*** Dataset ***

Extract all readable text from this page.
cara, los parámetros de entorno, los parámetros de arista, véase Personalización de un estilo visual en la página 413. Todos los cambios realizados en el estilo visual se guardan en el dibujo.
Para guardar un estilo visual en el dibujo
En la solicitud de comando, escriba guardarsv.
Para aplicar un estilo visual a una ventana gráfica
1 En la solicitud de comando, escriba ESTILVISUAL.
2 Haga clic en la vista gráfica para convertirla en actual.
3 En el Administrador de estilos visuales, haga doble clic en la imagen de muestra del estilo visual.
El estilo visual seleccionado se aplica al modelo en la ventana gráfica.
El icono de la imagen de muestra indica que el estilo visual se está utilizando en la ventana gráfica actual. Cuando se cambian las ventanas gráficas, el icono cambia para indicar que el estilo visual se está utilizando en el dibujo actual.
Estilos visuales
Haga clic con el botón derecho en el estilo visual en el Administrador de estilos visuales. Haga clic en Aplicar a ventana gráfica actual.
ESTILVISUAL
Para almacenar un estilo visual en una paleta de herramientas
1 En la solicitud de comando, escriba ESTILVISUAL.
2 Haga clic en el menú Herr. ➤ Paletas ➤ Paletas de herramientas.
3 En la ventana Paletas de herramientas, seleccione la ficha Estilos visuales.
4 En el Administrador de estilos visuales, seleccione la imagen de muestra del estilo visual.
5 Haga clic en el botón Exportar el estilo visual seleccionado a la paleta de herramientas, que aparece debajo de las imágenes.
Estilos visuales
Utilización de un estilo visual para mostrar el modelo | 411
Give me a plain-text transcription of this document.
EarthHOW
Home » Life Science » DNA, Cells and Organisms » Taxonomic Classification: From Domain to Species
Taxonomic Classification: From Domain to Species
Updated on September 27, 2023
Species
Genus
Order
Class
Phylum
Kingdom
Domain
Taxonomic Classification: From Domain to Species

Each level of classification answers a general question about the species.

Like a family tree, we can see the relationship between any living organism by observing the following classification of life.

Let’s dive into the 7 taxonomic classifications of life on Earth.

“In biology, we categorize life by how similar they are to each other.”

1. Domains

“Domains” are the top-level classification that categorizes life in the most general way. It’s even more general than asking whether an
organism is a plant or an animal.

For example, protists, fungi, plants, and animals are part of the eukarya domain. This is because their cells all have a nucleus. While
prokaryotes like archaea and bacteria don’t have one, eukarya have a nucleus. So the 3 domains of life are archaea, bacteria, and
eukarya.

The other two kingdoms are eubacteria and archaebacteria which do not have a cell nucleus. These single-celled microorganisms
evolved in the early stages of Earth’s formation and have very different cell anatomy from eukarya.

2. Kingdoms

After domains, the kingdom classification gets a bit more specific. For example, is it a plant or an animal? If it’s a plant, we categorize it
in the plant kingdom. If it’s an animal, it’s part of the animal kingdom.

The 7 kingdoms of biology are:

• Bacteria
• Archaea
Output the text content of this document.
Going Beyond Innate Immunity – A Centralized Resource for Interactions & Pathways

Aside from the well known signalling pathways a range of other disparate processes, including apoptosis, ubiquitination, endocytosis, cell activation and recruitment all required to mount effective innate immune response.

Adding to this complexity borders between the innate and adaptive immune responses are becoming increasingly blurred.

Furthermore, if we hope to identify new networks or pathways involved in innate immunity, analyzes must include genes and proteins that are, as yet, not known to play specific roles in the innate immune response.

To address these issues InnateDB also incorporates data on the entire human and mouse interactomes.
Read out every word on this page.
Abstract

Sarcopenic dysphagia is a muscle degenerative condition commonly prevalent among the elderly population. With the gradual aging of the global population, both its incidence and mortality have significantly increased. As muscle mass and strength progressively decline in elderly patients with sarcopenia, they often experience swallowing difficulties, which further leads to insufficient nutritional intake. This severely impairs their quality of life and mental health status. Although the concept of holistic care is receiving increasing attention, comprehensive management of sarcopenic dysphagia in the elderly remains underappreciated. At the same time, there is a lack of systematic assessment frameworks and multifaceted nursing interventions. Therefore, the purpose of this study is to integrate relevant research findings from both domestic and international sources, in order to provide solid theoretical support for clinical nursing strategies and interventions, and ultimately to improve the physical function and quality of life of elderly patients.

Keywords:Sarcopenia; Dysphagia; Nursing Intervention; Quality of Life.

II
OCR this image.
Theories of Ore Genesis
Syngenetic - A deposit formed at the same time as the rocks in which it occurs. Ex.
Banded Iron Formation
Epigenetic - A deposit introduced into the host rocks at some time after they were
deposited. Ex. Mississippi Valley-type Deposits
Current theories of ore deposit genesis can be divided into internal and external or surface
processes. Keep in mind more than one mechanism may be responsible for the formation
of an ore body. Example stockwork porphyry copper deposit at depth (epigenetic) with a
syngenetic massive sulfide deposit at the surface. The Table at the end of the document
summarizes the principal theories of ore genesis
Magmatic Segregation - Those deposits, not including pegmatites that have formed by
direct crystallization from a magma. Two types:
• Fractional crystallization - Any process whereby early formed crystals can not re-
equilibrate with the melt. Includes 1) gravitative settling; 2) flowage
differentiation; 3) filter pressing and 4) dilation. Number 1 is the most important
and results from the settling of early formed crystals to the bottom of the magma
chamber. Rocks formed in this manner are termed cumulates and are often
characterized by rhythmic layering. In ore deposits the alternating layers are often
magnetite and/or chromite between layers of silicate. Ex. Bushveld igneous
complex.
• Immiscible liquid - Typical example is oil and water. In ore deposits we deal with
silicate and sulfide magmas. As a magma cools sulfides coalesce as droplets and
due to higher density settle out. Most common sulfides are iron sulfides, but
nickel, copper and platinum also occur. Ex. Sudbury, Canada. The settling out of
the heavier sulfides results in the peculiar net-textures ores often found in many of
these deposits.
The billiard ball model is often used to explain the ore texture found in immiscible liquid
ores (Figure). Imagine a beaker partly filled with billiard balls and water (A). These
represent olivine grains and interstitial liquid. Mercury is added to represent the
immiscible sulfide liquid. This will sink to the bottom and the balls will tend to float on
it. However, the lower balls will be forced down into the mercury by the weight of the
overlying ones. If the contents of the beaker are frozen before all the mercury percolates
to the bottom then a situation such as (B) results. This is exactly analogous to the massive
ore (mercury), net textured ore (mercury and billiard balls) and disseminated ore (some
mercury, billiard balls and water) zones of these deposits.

***

Exercise description:
Please retype all of the data above exactly as written.

Worked solution:
Extract all readable text from this page.
cara, los parámetros de entorno, los parámetros de arista, véase Personalización de un estilo visual en la página 413. Todos los cambios realizados en el estilo visual se guardan en el dibujo.
Para guardar un estilo visual en el dibujo
En la solicitud de comando, escriba guardarsv.
Para aplicar un estilo visual a una ventana gráfica
1 En la solicitud de comando, escriba ESTILVISUAL.
2 Haga clic en la vista gráfica para convertirla en actual.
3 En el Administrador de estilos visuales, haga doble clic en la imagen de muestra del estilo visual.
El estilo visual seleccionado se aplica al modelo en la ventana gráfica.
El icono de la imagen de muestra indica que el estilo visual se está utilizando en la ventana gráfica actual. Cuando se cambian las ventanas gráficas, el icono cambia para indicar que el estilo visual se está utilizando en el dibujo actual.
Estilos visuales
Haga clic con el botón derecho en el estilo visual en el Administrador de estilos visuales. Haga clic en Aplicar a ventana gráfica actual.
ESTILVISUAL
Para almacenar un estilo visual en una paleta de herramientas
1 En la solicitud de comando, escriba ESTILVISUAL.
2 Haga clic en el menú Herr. ➤ Paletas ➤ Paletas de herramientas.
3 En la ventana Paletas de herramientas, seleccione la ficha Estilos visuales.
4 En el Administrador de estilos visuales, seleccione la imagen de muestra del estilo visual.
5 Haga clic en el botón Exportar el estilo visual seleccionado a la paleta de herramientas, que aparece debajo de las imágenes.
Estilos visuales
Utilización de un estilo visual para mostrar el modelo | 411
Give me a plain-text transcription of this document.
EarthHOW
Home » Life Science » DNA, Cells and Organisms » Taxonomic Classification: From Domain to Species
Taxonomic Classification: From Domain to Species
Updated on September 27, 2023
Species
Genus
Order
Class
Phylum
Kingdom
Domain
Taxonomic Classification: From Domain to Species

Each level of classification answers a general question about the species.

Like a family tree, we can see the relationship between any living organism by observing the following classification of life.

Let’s dive into the 7 taxonomic classifications of life on Earth.

“In biology, we categorize life by how similar they are to each other.”

1. Domains

“Domains” are the top-level classification that categorizes life in the most general way. It’s even more general than asking whether an
organism is a plant or an animal.

For example, protists, fungi, plants, and animals are part of the eukarya domain. This is because their cells all have a nucleus. While
prokaryotes like archaea and bacteria don’t have one, eukarya have a nucleus. So the 3 domains of life are archaea, bacteria, and
eukarya.

The other two kingdoms are eubacteria and archaebacteria which do not have a cell nucleus. These single-celled microorganisms
evolved in the early stages of Earth’s formation and have very different cell anatomy from eukarya.

2. Kingdoms

After domains, the kingdom classification gets a bit more specific. For example, is it a plant or an animal? If it’s a plant, we categorize it
in the plant kingdom. If it’s an animal, it’s part of the animal kingdom.

The 7 kingdoms of biology are:

• Bacteria
• Archaea
Output the text content of this document.
Going Beyond Innate Immunity – A Centralized Resource for Interactions & Pathways

Aside from the well known signalling pathways a range of other disparate processes, including apoptosis, ubiquitination, endocytosis, cell activation and recruitment all required to mount effective innate immune response.

Adding to this complexity borders between the innate and adaptive immune responses are becoming increasingly blurred.

Furthermore, if we hope to identify new networks or pathways involved in innate immunity, analyzes must include genes and proteins that are, as yet, not known to play specific roles in the innate immune response.

To address these issues InnateDB also incorporates data on the entire human and mouse interactomes.
Read out every word on this page.
Abstract

Sarcopenic dysphagia is a muscle degenerative condition commonly prevalent among the elderly population. With the gradual aging of the global population, both its incidence and mortality have significantly increased. As muscle mass and strength progressively decline in elderly patients with sarcopenia, they often experience swallowing difficulties, which further leads to insufficient nutritional intake. This severely impairs their quality of life and mental health status. Although the concept of holistic care is receiving increasing attention, comprehensive management of sarcopenic dysphagia in the elderly remains underappreciated. At the same time, there is a lack of systematic assessment frameworks and multifaceted nursing interventions. Therefore, the purpose of this study is to integrate relevant research findings from both domestic and international sources, in order to provide solid theoretical support for clinical nursing strategies and interventions, and ultimately to improve the physical function and quality of life of elderly patients.

Keywords:Sarcopenia; Dysphagia; Nursing Intervention; Quality of Life.

II
OCR this image.
Theories of Ore Genesis
Syngenetic - A deposit formed at the same time as the rocks in which it occurs. Ex.
Banded Iron Formation
Epigenetic - A deposit introduced into the host rocks at some time after they were
deposited. Ex. Mississippi Valley-type Deposits
Current theories of ore deposit genesis can be divided into internal and external or surface
processes. Keep in mind more than one mechanism may be responsible for the formation
of an ore body. Example stockwork porphyry copper deposit at depth (epigenetic) with a
syngenetic massive sulfide deposit at the surface. The Table at the end of the document
summarizes the principal theories of ore genesis
Magmatic Segregation - Those deposits, not including pegmatites that have formed by
direct crystallization from a magma. Two types:
• Fractional crystallization - Any process whereby early formed crystals can not re-
equilibrate with the melt. Includes 1) gravitative settling; 2) flowage
differentiation; 3) filter pressing and 4) dilation. Number 1 is the most important
and results from the settling of early formed crystals to the bottom of the magma
chamber. Rocks formed in this manner are termed cumulates and are often
characterized by rhythmic layering. In ore deposits the alternating layers are often
magnetite and/or chromite between layers of silicate. Ex. Bushveld igneous
complex.
• Immiscible liquid - Typical example is oil and water. In ore deposits we deal with
silicate and sulfide magmas. As a magma cools sulfides coalesce as droplets and
due to higher density settle out. Most common sulfides are iron sulfides, but
nickel, copper and platinum also occur. Ex. Sudbury, Canada. The settling out of
the heavier sulfides results in the peculiar net-textures ores often found in many of
these deposits.
The billiard ball model is often used to explain the ore texture found in immiscible liquid
ores (Figure). Imagine a beaker partly filled with billiard balls and water (A). These
represent olivine grains and interstitial liquid. Mercury is added to represent the
immiscible sulfide liquid. This will sink to the bottom and the balls will tend to float on
it. However, the lower balls will be forced down into the mercury by the weight of the
overlying ones. If the contents of the beaker are frozen before all the mercury percolates
to the bottom then a situation such as (B) results. This is exactly analogous to the massive
ore (mercury), net textured ore (mercury and billiard balls) and disseminated ore (some
mercury, billiard balls and water) zones of these deposits.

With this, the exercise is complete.